▶ Task goal:
Return the records that follow, matching each one exactly.

Records contained in a dataset
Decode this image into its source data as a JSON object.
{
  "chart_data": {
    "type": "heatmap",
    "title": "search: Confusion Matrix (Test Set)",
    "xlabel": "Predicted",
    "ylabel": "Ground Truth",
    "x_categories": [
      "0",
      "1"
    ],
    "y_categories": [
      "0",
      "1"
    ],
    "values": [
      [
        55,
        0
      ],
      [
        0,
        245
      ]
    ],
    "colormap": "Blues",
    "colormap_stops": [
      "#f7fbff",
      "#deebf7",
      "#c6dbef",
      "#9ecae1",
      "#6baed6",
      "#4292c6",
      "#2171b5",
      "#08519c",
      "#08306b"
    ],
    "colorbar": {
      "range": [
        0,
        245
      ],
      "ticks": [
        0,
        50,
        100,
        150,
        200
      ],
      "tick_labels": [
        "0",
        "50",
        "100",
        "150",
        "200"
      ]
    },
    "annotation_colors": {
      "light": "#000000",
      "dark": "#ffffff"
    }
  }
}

▶ Written answer:
Decode this image into its source data as a JSON object.
{
  "chart_data": {
    "type": "heatmap",
    "title": "search: Confusion Matrix (Test Set)",
    "xlabel": "Predicted",
    "ylabel": "Ground Truth",
    "x_categories": [
      "0",
      "1"
    ],
    "y_categories": [
      "0",
      "1"
    ],
    "values": [
      [
        55,
        0
      ],
      [
        0,
        245
      ]
    ],
    "colormap": "Blues",
    "colormap_stops": [
      "#f7fbff",
      "#deebf7",
      "#c6dbef",
      "#9ecae1",
      "#6baed6",
      "#4292c6",
      "#2171b5",
      "#08519c",
      "#08306b"
    ],
    "colorbar": {
      "range": [
        0,
        245
      ],
      "ticks": [
        0,
        50,
        100,
        150,
        200
      ],
      "tick_labels": [
        "0",
        "50",
        "100",
        "150",
        "200"
      ]
    },
    "annotation_colors": {
      "light": "#000000",
      "dark": "#ffffff"
    }
  }
}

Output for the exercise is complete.